What the task asks – Quote every entry word for word.

Supplied data –
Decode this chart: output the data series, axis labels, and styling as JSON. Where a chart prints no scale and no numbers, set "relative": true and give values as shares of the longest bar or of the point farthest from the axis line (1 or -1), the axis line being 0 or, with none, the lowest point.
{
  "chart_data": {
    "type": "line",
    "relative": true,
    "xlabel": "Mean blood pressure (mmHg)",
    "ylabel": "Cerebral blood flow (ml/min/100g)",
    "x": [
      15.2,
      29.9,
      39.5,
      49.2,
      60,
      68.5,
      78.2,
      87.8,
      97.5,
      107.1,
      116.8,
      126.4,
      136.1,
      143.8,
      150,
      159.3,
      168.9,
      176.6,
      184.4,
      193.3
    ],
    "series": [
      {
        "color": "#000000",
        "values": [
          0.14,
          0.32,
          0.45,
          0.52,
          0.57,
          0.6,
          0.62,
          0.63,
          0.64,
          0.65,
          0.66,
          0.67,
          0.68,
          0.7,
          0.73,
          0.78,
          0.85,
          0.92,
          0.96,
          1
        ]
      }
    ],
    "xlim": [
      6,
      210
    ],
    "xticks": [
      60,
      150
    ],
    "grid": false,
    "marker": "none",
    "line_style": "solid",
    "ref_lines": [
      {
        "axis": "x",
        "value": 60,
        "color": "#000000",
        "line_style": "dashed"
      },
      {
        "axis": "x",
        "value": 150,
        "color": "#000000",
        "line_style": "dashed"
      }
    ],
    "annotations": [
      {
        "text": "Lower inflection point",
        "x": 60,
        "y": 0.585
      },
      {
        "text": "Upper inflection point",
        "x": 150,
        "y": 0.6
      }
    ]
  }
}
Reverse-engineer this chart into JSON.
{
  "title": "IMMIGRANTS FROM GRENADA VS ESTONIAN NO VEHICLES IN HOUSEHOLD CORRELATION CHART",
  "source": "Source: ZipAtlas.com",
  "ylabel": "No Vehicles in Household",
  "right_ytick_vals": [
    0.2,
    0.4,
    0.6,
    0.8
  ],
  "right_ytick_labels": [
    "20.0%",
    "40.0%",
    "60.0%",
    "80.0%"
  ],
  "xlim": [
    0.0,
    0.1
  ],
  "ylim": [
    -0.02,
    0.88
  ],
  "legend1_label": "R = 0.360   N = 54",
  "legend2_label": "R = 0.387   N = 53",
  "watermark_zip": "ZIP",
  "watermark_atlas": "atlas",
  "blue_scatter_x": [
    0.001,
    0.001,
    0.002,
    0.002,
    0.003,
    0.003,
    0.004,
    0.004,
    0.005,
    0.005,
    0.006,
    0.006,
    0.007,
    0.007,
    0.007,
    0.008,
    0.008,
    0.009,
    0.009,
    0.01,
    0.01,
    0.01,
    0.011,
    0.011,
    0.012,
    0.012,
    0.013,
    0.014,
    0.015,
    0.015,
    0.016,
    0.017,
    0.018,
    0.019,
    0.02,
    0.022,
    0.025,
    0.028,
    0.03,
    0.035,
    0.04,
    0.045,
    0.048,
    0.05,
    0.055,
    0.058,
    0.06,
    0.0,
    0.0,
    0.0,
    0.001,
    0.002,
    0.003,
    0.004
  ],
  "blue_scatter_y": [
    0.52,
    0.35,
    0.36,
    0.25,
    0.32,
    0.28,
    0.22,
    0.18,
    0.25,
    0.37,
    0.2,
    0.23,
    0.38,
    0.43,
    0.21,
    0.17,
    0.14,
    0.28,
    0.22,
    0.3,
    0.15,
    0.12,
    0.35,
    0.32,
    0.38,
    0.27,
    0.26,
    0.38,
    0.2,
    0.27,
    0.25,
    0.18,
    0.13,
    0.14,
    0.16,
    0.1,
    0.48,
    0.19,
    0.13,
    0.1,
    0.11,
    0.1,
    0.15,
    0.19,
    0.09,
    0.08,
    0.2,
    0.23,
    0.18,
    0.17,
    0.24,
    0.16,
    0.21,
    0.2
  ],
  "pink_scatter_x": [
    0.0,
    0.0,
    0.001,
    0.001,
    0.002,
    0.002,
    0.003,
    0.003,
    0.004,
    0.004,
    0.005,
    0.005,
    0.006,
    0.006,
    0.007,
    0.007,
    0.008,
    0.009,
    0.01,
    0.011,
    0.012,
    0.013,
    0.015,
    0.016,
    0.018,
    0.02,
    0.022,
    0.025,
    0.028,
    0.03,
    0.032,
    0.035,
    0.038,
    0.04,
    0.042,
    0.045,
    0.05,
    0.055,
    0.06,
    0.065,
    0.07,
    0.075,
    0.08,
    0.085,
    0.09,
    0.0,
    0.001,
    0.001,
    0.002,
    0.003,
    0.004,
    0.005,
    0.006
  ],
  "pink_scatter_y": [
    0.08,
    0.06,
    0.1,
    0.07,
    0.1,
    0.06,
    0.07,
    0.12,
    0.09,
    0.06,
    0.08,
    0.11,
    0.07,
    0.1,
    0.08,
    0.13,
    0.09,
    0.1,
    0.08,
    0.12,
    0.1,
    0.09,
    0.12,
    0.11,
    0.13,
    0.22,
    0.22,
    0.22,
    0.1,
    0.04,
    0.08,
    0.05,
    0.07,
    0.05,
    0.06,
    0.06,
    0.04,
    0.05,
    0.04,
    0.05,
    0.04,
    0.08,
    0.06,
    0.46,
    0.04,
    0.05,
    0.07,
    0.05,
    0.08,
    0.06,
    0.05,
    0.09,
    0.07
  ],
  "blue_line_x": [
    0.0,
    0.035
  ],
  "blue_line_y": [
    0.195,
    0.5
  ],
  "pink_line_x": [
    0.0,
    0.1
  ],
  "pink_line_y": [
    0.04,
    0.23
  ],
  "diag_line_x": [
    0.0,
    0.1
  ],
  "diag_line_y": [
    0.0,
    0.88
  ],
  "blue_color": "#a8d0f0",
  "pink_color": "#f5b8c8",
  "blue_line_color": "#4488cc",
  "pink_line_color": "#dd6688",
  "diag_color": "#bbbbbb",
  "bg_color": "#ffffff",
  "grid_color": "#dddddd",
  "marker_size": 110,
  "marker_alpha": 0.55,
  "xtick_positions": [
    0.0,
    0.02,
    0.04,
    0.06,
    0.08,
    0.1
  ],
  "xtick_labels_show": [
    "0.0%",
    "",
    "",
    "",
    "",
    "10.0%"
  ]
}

Full answer –
Decode this chart: output the data series, axis labels, and styling as JSON. Where a chart prints no scale and no numbers, set "relative": true and give values as shares of the longest bar or of the point farthest from the axis line (1 or -1), the axis line being 0 or, with none, the lowest point.
{
  "chart_data": {
    "type": "line",
    "relative": true,
    "xlabel": "Mean blood pressure (mmHg)",
    "ylabel": "Cerebral blood flow (ml/min/100g)",
    "x": [
      15.2,
      29.9,
      39.5,
      49.2,
      60,
      68.5,
      78.2,
      87.8,
      97.5,
      107.1,
      116.8,
      126.4,
      136.1,
      143.8,
      150,
      159.3,
      168.9,
      176.6,
      184.4,
      193.3
    ],
    "series": [
      {
        "color": "#000000",
        "values": [
          0.14,
          0.32,
          0.45,
          0.52,
          0.57,
          0.6,
          0.62,
          0.63,
          0.64,
          0.65,
          0.66,
          0.67,
          0.68,
          0.7,
          0.73,
          0.78,
          0.85,
          0.92,
          0.96,
          1
        ]
      }
    ],
    "xlim": [
      6,
      210
    ],
    "xticks": [
      60,
      150
    ],
    "grid": false,
    "marker": "none",
    "line_style": "solid",
    "ref_lines": [
      {
        "axis": "x",
        "value": 60,
        "color": "#000000",
        "line_style": "dashed"
      },
      {
        "axis": "x",
        "value": 150,
        "color": "#000000",
        "line_style": "dashed"
      }
    ],
    "annotations": [
      {
        "text": "Lower inflection point",
        "x": 60,
        "y": 0.585
      },
      {
        "text": "Upper inflection point",
        "x": 150,
        "y": 0.6
      }
    ]
  }
}
Reverse-engineer this chart into JSON.
{
  "title": "IMMIGRANTS FROM GRENADA VS ESTONIAN NO VEHICLES IN HOUSEHOLD CORRELATION CHART",
  "source": "Source: ZipAtlas.com",
  "ylabel": "No Vehicles in Household",
  "right_ytick_vals": [
    0.2,
    0.4,
    0.6,
    0.8
  ],
  "right_ytick_labels": [
    "20.0%",
    "40.0%",
    "60.0%",
    "80.0%"
  ],
  "xlim": [
    0.0,
    0.1
  ],
  "ylim": [
    -0.02,
    0.88
  ],
  "legend1_label": "R = 0.360   N = 54",
  "legend2_label": "R = 0.387   N = 53",
  "watermark_zip": "ZIP",
  "watermark_atlas": "atlas",
  "blue_scatter_x": [
    0.001,
    0.001,
    0.002,
    0.002,
    0.003,
    0.003,
    0.004,
    0.004,
    0.005,
    0.005,
    0.006,
    0.006,
    0.007,
    0.007,
    0.007,
    0.008,
    0.008,
    0.009,
    0.009,
    0.01,
    0.01,
    0.01,
    0.011,
    0.011,
    0.012,
    0.012,
    0.013,
    0.014,
    0.015,
    0.015,
    0.016,
    0.017,
    0.018,
    0.019,
    0.02,
    0.022,
    0.025,
    0.028,
    0.03,
    0.035,
    0.04,
    0.045,
    0.048,
    0.05,
    0.055,
    0.058,
    0.06,
    0.0,
    0.0,
    0.0,
    0.001,
    0.002,
    0.003,
    0.004
  ],
  "blue_scatter_y": [
    0.52,
    0.35,
    0.36,
    0.25,
    0.32,
    0.28,
    0.22,
    0.18,
    0.25,
    0.37,
    0.2,
    0.23,
    0.38,
    0.43,
    0.21,
    0.17,
    0.14,
    0.28,
    0.22,
    0.3,
    0.15,
    0.12,
    0.35,
    0.32,
    0.38,
    0.27,
    0.26,
    0.38,
    0.2,
    0.27,
    0.25,
    0.18,
    0.13,
    0.14,
    0.16,
    0.1,
    0.48,
    0.19,
    0.13,
    0.1,
    0.11,
    0.1,
    0.15,
    0.19,
    0.09,
    0.08,
    0.2,
    0.23,
    0.18,
    0.17,
    0.24,
    0.16,
    0.21,
    0.2
  ],
  "pink_scatter_x": [
    0.0,
    0.0,
    0.001,
    0.001,
    0.002,
    0.002,
    0.003,
    0.003,
    0.004,
    0.004,
    0.005,
    0.005,
    0.006,
    0.006,
    0.007,
    0.007,
    0.008,
    0.009,
    0.01,
    0.011,
    0.012,
    0.013,
    0.015,
    0.016,
    0.018,
    0.02,
    0.022,
    0.025,
    0.028,
    0.03,
    0.032,
    0.035,
    0.038,
    0.04,
    0.042,
    0.045,
    0.05,
    0.055,
    0.06,
    0.065,
    0.07,
    0.075,
    0.08,
    0.085,
    0.09,
    0.0,
    0.001,
    0.001,
    0.002,
    0.003,
    0.004,
    0.005,
    0.006
  ],
  "pink_scatter_y": [
    0.08,
    0.06,
    0.1,
    0.07,
    0.1,
    0.06,
    0.07,
    0.12,
    0.09,
    0.06,
    0.08,
    0.11,
    0.07,
    0.1,
    0.08,
    0.13,
    0.09,
    0.1,
    0.08,
    0.12,
    0.1,
    0.09,
    0.12,
    0.11,
    0.13,
    0.22,
    0.22,
    0.22,
    0.1,
    0.04,
    0.08,
    0.05,
    0.07,
    0.05,
    0.06,
    0.06,
    0.04,
    0.05,
    0.04,
    0.05,
    0.04,
    0.08,
    0.06,
    0.46,
    0.04,
    0.05,
    0.07,
    0.05,
    0.08,
    0.06,
    0.05,
    0.09,
    0.07
  ],
  "blue_line_x": [
    0.0,
    0.035
  ],
  "blue_line_y": [
    0.195,
    0.5
  ],
  "pink_line_x": [
    0.0,
    0.1
  ],
  "pink_line_y": [
    0.04,
    0.23
  ],
  "diag_line_x": [
    0.0,
    0.1
  ],
  "diag_line_y": [
    0.0,
    0.88
  ],
  "blue_color": "#a8d0f0",
  "pink_color": "#f5b8c8",
  "blue_line_color": "#4488cc",
  "pink_line_color": "#dd6688",
  "diag_color": "#bbbbbb",
  "bg_color": "#ffffff",
  "grid_color": "#dddddd",
  "marker_size": 110,
  "marker_alpha": 0.55,
  "xtick_positions": [
    0.0,
    0.02,
    0.04,
    0.06,
    0.08,
    0.1
  ],
  "xtick_labels_show": [
    "0.0%",
    "",
    "",
    "",
    "",
    "10.0%"
  ]
}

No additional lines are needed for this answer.